--- SUPPLIED MATERIAL ---
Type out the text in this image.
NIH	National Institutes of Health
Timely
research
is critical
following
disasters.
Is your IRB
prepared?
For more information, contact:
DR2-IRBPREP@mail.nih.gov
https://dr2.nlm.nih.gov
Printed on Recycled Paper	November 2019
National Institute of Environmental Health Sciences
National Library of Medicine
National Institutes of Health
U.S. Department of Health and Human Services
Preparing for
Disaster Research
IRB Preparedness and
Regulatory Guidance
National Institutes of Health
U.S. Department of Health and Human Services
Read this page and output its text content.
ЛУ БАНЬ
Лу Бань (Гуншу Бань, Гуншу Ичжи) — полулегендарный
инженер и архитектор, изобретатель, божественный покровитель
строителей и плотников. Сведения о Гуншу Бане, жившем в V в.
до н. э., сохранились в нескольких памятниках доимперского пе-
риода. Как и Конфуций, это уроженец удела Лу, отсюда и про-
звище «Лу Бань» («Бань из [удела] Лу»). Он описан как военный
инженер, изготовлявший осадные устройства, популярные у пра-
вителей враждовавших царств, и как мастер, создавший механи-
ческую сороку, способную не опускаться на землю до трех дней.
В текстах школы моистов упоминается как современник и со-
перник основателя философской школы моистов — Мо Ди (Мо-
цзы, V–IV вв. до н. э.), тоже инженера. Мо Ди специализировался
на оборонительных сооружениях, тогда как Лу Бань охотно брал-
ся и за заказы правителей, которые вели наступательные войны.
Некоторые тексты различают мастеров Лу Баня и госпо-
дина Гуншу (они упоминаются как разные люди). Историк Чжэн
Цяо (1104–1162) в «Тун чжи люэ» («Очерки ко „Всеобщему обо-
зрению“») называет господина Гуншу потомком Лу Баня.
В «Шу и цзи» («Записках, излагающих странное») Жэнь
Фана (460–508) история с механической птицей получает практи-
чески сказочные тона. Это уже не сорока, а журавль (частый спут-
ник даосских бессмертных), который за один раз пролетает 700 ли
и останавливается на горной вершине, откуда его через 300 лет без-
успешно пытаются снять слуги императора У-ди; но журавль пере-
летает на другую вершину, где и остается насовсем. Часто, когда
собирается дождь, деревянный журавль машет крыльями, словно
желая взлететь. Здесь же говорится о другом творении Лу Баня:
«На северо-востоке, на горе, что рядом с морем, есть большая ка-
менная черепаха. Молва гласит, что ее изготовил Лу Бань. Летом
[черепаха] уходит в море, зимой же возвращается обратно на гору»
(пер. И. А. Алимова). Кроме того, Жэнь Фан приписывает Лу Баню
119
---
#### [OBJECTIVE]
Copy out the whole listing exactly as written.

#### [FINISHED TASK]
Type out the text in this image.
NIH	National Institutes of Health
Timely
research
is critical
following
disasters.
Is your IRB
prepared?
For more information, contact:
DR2-IRBPREP@mail.nih.gov
https://dr2.nlm.nih.gov
Printed on Recycled Paper	November 2019
National Institute of Environmental Health Sciences
National Library of Medicine
National Institutes of Health
U.S. Department of Health and Human Services
Preparing for
Disaster Research
IRB Preparedness and
Regulatory Guidance
National Institutes of Health
U.S. Department of Health and Human Services
Read this page and output its text content.
ЛУ БАНЬ
Лу Бань (Гуншу Бань, Гуншу Ичжи) — полулегендарный
инженер и архитектор, изобретатель, божественный покровитель
строителей и плотников. Сведения о Гуншу Бане, жившем в V в.
до н. э., сохранились в нескольких памятниках доимперского пе-
риода. Как и Конфуций, это уроженец удела Лу, отсюда и про-
звище «Лу Бань» («Бань из [удела] Лу»). Он описан как военный
инженер, изготовлявший осадные устройства, популярные у пра-
вителей враждовавших царств, и как мастер, создавший механи-
ческую сороку, способную не опускаться на землю до трех дней.
В текстах школы моистов упоминается как современник и со-
перник основателя философской школы моистов — Мо Ди (Мо-
цзы, V–IV вв. до н. э.), тоже инженера. Мо Ди специализировался
на оборонительных сооружениях, тогда как Лу Бань охотно брал-
ся и за заказы правителей, которые вели наступательные войны.
Некоторые тексты различают мастеров Лу Баня и госпо-
дина Гуншу (они упоминаются как разные люди). Историк Чжэн
Цяо (1104–1162) в «Тун чжи люэ» («Очерки ко „Всеобщему обо-
зрению“») называет господина Гуншу потомком Лу Баня.
В «Шу и цзи» («Записках, излагающих странное») Жэнь
Фана (460–508) история с механической птицей получает практи-
чески сказочные тона. Это уже не сорока, а журавль (частый спут-
ник даосских бессмертных), который за один раз пролетает 700 ли
и останавливается на горной вершине, откуда его через 300 лет без-
успешно пытаются снять слуги императора У-ди; но журавль пере-
летает на другую вершину, где и остается насовсем. Часто, когда
собирается дождь, деревянный журавль машет крыльями, словно
желая взлететь. Здесь же говорится о другом творении Лу Баня:
«На северо-востоке, на горе, что рядом с морем, есть большая ка-
менная черепаха. Молва гласит, что ее изготовил Лу Бань. Летом
[черепаха] уходит в море, зимой же возвращается обратно на гору»
(пер. И. А. Алимова). Кроме того, Жэнь Фан приписывает Лу Баню
119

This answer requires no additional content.